_Requirement_: Copy the records word for word, from their first line through the line that contains "259, 559, 311]". Include both of those lines.

_Exercise materials_:
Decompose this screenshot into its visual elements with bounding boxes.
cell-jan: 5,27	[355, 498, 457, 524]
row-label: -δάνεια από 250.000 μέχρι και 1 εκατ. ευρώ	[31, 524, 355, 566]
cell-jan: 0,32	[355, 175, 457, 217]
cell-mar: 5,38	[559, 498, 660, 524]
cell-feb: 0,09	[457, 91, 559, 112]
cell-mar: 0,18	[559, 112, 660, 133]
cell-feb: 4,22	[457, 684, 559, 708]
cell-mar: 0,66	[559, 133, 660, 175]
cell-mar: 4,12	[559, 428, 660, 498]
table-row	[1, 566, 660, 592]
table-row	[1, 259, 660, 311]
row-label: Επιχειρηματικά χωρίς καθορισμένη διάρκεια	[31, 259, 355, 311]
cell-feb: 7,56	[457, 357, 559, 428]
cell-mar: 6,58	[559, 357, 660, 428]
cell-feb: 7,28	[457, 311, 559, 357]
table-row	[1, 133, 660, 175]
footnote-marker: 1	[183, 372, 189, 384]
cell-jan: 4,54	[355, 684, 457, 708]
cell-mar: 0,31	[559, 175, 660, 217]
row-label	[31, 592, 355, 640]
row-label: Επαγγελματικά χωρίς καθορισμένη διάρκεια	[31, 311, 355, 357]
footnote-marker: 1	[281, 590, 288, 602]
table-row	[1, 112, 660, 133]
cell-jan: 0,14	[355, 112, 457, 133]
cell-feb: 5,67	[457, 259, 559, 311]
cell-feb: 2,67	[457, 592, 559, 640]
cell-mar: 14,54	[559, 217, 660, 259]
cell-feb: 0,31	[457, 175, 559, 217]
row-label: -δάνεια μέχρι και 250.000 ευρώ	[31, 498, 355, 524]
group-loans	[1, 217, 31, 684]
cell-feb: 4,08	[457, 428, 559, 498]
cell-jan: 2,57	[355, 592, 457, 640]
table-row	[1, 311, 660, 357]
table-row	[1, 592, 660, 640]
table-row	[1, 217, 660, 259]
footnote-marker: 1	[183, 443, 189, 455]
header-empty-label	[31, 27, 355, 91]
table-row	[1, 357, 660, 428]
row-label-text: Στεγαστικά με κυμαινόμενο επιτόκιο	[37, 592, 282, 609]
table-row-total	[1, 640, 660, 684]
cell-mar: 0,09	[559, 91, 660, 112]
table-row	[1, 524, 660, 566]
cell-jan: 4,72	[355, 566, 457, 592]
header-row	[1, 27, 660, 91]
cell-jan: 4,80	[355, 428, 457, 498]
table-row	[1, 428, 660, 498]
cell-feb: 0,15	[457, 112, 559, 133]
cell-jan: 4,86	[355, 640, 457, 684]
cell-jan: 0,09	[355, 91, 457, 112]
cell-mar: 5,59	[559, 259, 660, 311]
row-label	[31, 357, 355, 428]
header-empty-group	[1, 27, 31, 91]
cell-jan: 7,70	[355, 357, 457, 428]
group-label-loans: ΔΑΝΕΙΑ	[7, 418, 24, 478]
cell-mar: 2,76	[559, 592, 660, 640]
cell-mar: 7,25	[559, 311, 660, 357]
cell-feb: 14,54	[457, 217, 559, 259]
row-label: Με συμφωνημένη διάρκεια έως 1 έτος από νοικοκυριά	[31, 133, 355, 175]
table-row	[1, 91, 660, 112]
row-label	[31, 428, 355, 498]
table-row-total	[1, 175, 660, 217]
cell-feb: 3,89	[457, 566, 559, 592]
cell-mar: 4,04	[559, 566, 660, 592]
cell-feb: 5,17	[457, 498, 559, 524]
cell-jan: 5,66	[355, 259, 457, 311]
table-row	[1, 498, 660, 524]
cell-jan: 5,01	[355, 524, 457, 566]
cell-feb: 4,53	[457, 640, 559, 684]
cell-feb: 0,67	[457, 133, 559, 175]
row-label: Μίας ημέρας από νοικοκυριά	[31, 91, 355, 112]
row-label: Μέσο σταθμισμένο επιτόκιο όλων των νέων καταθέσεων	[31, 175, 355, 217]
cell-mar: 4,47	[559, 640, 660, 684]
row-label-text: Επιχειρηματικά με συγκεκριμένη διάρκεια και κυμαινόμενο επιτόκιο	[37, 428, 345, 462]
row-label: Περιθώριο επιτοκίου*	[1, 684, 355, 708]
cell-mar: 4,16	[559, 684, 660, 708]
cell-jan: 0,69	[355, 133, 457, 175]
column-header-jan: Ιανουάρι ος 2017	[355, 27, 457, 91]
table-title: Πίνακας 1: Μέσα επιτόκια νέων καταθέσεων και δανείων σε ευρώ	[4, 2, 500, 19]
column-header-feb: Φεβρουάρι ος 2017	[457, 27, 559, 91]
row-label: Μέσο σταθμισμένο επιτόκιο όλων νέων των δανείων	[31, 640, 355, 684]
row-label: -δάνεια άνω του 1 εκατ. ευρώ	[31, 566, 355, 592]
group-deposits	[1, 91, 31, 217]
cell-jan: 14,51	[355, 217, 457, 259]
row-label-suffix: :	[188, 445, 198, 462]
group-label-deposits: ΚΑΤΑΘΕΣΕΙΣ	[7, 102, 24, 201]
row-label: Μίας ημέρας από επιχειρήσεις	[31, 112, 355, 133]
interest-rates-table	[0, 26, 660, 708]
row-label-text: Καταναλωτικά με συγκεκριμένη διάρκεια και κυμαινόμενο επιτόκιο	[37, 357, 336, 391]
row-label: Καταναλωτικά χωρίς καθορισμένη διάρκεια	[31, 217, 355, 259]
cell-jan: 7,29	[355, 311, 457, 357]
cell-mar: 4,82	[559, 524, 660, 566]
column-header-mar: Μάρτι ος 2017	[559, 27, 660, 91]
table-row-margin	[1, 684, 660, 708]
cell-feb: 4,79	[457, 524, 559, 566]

_Solution_:
Decompose this screenshot into its visual elements with bounding boxes.
cell-jan: 5,27	[355, 498, 457, 524]
row-label: -δάνεια από 250.000 μέχρι και 1 εκατ. ευρώ	[31, 524, 355, 566]
cell-jan: 0,32	[355, 175, 457, 217]
cell-mar: 5,38	[559, 498, 660, 524]
cell-feb: 0,09	[457, 91, 559, 112]
cell-mar: 0,18	[559, 112, 660, 133]
cell-feb: 4,22	[457, 684, 559, 708]
cell-mar: 0,66	[559, 133, 660, 175]
cell-mar: 4,12	[559, 428, 660, 498]
table-row	[1, 566, 660, 592]
table-row	[1, 259, 660, 311]
row-label: Επιχειρηματικά χωρίς καθορισμένη διάρκεια	[31, 259, 355, 311]
cell-feb: 7,56	[457, 357, 559, 428]
cell-mar: 6,58	[559, 357, 660, 428]
cell-feb: 7,28	[457, 311, 559, 357]
table-row	[1, 133, 660, 175]
footnote-marker: 1	[183, 372, 189, 384]
cell-jan: 4,54	[355, 684, 457, 708]
cell-mar: 0,31	[559, 175, 660, 217]
row-label	[31, 592, 355, 640]
row-label: Επαγγελματικά χωρίς καθορισμένη διάρκεια	[31, 311, 355, 357]
footnote-marker: 1	[281, 590, 288, 602]
table-row	[1, 112, 660, 133]
cell-jan: 0,14	[355, 112, 457, 133]
cell-feb: 5,67	[457, 259, 559, 311]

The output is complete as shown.